§ Given task
Write out every entry precisely as given, leaving the pictures out.

§ Records supplied

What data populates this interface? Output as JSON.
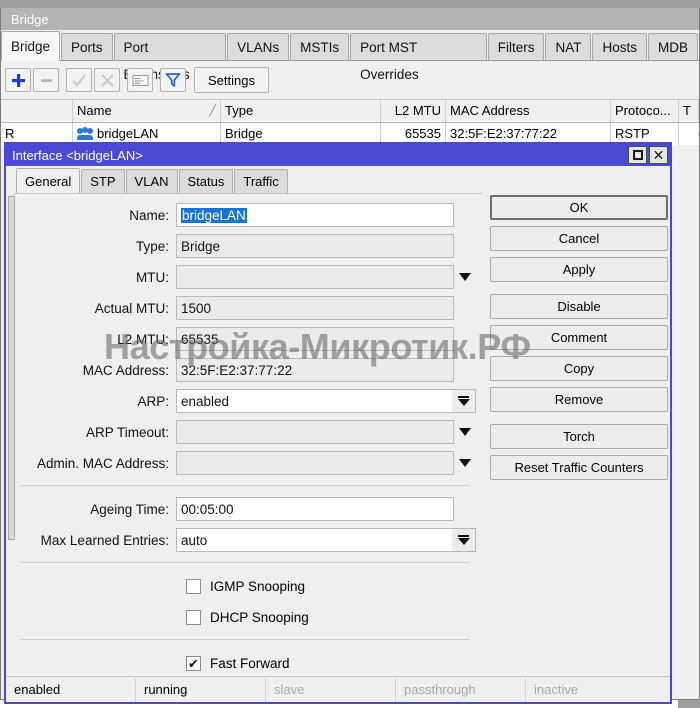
{
  "window": {
    "title": "Bridge",
    "tabs": [
      {
        "label": "Bridge",
        "active": true
      },
      {
        "label": "Ports",
        "active": false
      },
      {
        "label": "Port Extensions",
        "active": false
      },
      {
        "label": "VLANs",
        "active": false
      },
      {
        "label": "MSTIs",
        "active": false
      },
      {
        "label": "Port MST Overrides",
        "active": false
      },
      {
        "label": "Filters",
        "active": false
      },
      {
        "label": "NAT",
        "active": false
      },
      {
        "label": "Hosts",
        "active": false
      },
      {
        "label": "MDB",
        "active": false
      }
    ],
    "toolbar": {
      "add_label": "+",
      "remove_label": "−",
      "enable_label": "✓",
      "disable_label": "✕",
      "comment_label": "",
      "filter_label": "",
      "settings_label": "Settings"
    },
    "table": {
      "columns": [
        "",
        "Name",
        "Type",
        "L2 MTU",
        "MAC Address",
        "Protoco...",
        "T"
      ],
      "sort_column": "Name",
      "rows": [
        {
          "flags": "R",
          "name": "bridgeLAN",
          "type": "Bridge",
          "l2mtu": "65535",
          "mac": "32:5F:E2:37:77:22",
          "protocol": "RSTP",
          "tail": ""
        }
      ]
    }
  },
  "dialog": {
    "title": "Interface <bridgeLAN>",
    "maximize_label": "□",
    "close_label": "✕",
    "tabs": [
      {
        "label": "General",
        "active": true
      },
      {
        "label": "STP",
        "active": false
      },
      {
        "label": "VLAN",
        "active": false
      },
      {
        "label": "Status",
        "active": false
      },
      {
        "label": "Traffic",
        "active": false
      }
    ],
    "fields": [
      {
        "label": "Name:",
        "value": "bridgeLAN",
        "style": "white-selected"
      },
      {
        "label": "Type:",
        "value": "Bridge",
        "style": "readonly"
      },
      {
        "label": "MTU:",
        "value": "",
        "style": "readonly-arrow"
      },
      {
        "label": "Actual MTU:",
        "value": "1500",
        "style": "readonly"
      },
      {
        "label": "L2 MTU:",
        "value": "65535",
        "style": "readonly"
      },
      {
        "label": "MAC Address:",
        "value": "32:5F:E2:37:77:22",
        "style": "readonly"
      },
      {
        "label": "ARP:",
        "value": "enabled",
        "style": "combo"
      },
      {
        "label": "ARP Timeout:",
        "value": "",
        "style": "readonly-arrow"
      },
      {
        "label": "Admin. MAC Address:",
        "value": "",
        "style": "readonly-arrow"
      },
      {
        "label": "Ageing Time:",
        "value": "00:05:00",
        "style": "white"
      },
      {
        "label": "Max Learned Entries:",
        "value": "auto",
        "style": "combo-white"
      }
    ],
    "checkboxes": [
      {
        "label": "IGMP Snooping",
        "checked": false
      },
      {
        "label": "DHCP Snooping",
        "checked": false
      },
      {
        "label": "Fast Forward",
        "checked": true
      }
    ],
    "buttons": [
      {
        "label": "OK",
        "primary": true
      },
      {
        "label": "Cancel",
        "primary": false
      },
      {
        "label": "Apply",
        "primary": false
      },
      {
        "label": "Disable",
        "primary": false
      },
      {
        "label": "Comment",
        "primary": false
      },
      {
        "label": "Copy",
        "primary": false
      },
      {
        "label": "Remove",
        "primary": false
      },
      {
        "label": "Torch",
        "primary": false
      },
      {
        "label": "Reset Traffic Counters",
        "primary": false
      }
    ],
    "status": [
      {
        "label": "enabled",
        "dim": false
      },
      {
        "label": "running",
        "dim": false
      },
      {
        "label": "slave",
        "dim": true
      },
      {
        "label": "passthrough",
        "dim": true
      },
      {
        "label": "inactive",
        "dim": true
      }
    ]
  },
  "watermark": {
    "text": "Настройка-Микротик.РФ"
  },
  "colors": {
    "dialog_title_bg": "#4a4ad4",
    "accent_blue": "#1474d6",
    "window_title_bg": "#b4b4b4",
    "icon_blue": "#2040c0"
  }
}
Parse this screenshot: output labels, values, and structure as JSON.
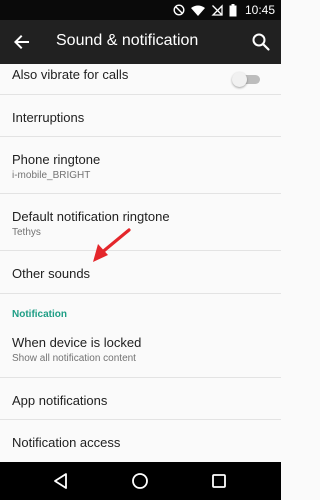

§ Exercise output
What data populates this interface? Output as JSON.
{
  "window": {
    "title": "Bridge",
    "tabs": [
      {
        "label": "Bridge",
        "active": true
      },
      {
        "label": "Ports",
        "active": false
      },
      {
        "label": "Port Extensions",
        "active": false
      },
      {
        "label": "VLANs",
        "active": false
      },
      {
        "label": "MSTIs",
        "active": false
      },
      {
        "label": "Port MST Overrides",
        "active": false
      },
      {
        "label": "Filters",
        "active": false
      },
      {
        "label": "NAT",
        "active": false
      },
      {
        "label": "Hosts",
        "active": false
      },
      {
        "label": "MDB",
        "active": false
      }
    ],
    "toolbar": {
      "add_label": "+",
      "remove_label": "−",
      "enable_label": "✓",
      "disable_label": "✕",
      "comment_label": "",
      "filter_label": "",
      "settings_label": "Settings"
    },
    "table": {
      "columns": [
        "",
        "Name",
        "Type",
        "L2 MTU",
        "MAC Address",
        "Protoco...",
        "T"
      ],
      "sort_column": "Name",
      "rows": [
        {
          "flags": "R",
          "name": "bridgeLAN",
          "type": "Bridge",
          "l2mtu": "65535",
          "mac": "32:5F:E2:37:77:22",
          "protocol": "RSTP",
          "tail": ""
        }
      ]
    }
  },
  "dialog": {
    "title": "Interface <bridgeLAN>",
    "maximize_label": "□",
    "close_label": "✕",
    "tabs": [
      {
        "label": "General",
        "active": true
      },
      {
        "label": "STP",
        "active": false
      },
      {
        "label": "VLAN",
        "active": false
      },
      {
        "label": "Status",
        "active": false
      },
      {
        "label": "Traffic",
        "active": false
      }
    ],
    "fields": [
      {
        "label": "Name:",
        "value": "bridgeLAN",
        "style": "white-selected"
      },
      {
        "label": "Type:",
        "value": "Bridge",
        "style": "readonly"
      },
      {
        "label": "MTU:",
        "value": "",
        "style": "readonly-arrow"
      },
      {
        "label": "Actual MTU:",
        "value": "1500",
        "style": "readonly"
      },
      {
        "label": "L2 MTU:",
        "value": "65535",
        "style": "readonly"
      },
      {
        "label": "MAC Address:",
        "value": "32:5F:E2:37:77:22",
        "style": "readonly"
      },
      {
        "label": "ARP:",
        "value": "enabled",
        "style": "combo"
      },
      {
        "label": "ARP Timeout:",
        "value": "",
        "style": "readonly-arrow"
      },
      {
        "label": "Admin. MAC Address:",
        "value": "",
        "style": "readonly-arrow"
      },
      {
        "label": "Ageing Time:",
        "value": "00:05:00",
        "style": "white"
      },
      {
        "label": "Max Learned Entries:",
        "value": "auto",
        "style": "combo-white"
      }
    ],
    "checkboxes": [
      {
        "label": "IGMP Snooping",
        "checked": false
      },
      {
        "label": "DHCP Snooping",
        "checked": false
      },
      {
        "label": "Fast Forward",
        "checked": true
      }
    ],
    "buttons": [
      {
        "label": "OK",
        "primary": true
      },
      {
        "label": "Cancel",
        "primary": false
      },
      {
        "label": "Apply",
        "primary": false
      },
      {
        "label": "Disable",
        "primary": false
      },
      {
        "label": "Comment",
        "primary": false
      },
      {
        "label": "Copy",
        "primary": false
      },
      {
        "label": "Remove",
        "primary": false
      },
      {
        "label": "Torch",
        "primary": false
      },
      {
        "label": "Reset Traffic Counters",
        "primary": false
      }
    ],
    "status": [
      {
        "label": "enabled",
        "dim": false
      },
      {
        "label": "running",
        "dim": false
      },
      {
        "label": "slave",
        "dim": true
      },
      {
        "label": "passthrough",
        "dim": true
      },
      {
        "label": "inactive",
        "dim": true
      }
    ]
  },
  "watermark": {
    "text": "Настройка-Микротик.РФ"
  },
  "colors": {
    "dialog_title_bg": "#4a4ad4",
    "accent_blue": "#1474d6",
    "window_title_bg": "#b4b4b4",
    "icon_blue": "#2040c0"
  }
}
Parse this screenshot: output labels, values, and structure as JSON.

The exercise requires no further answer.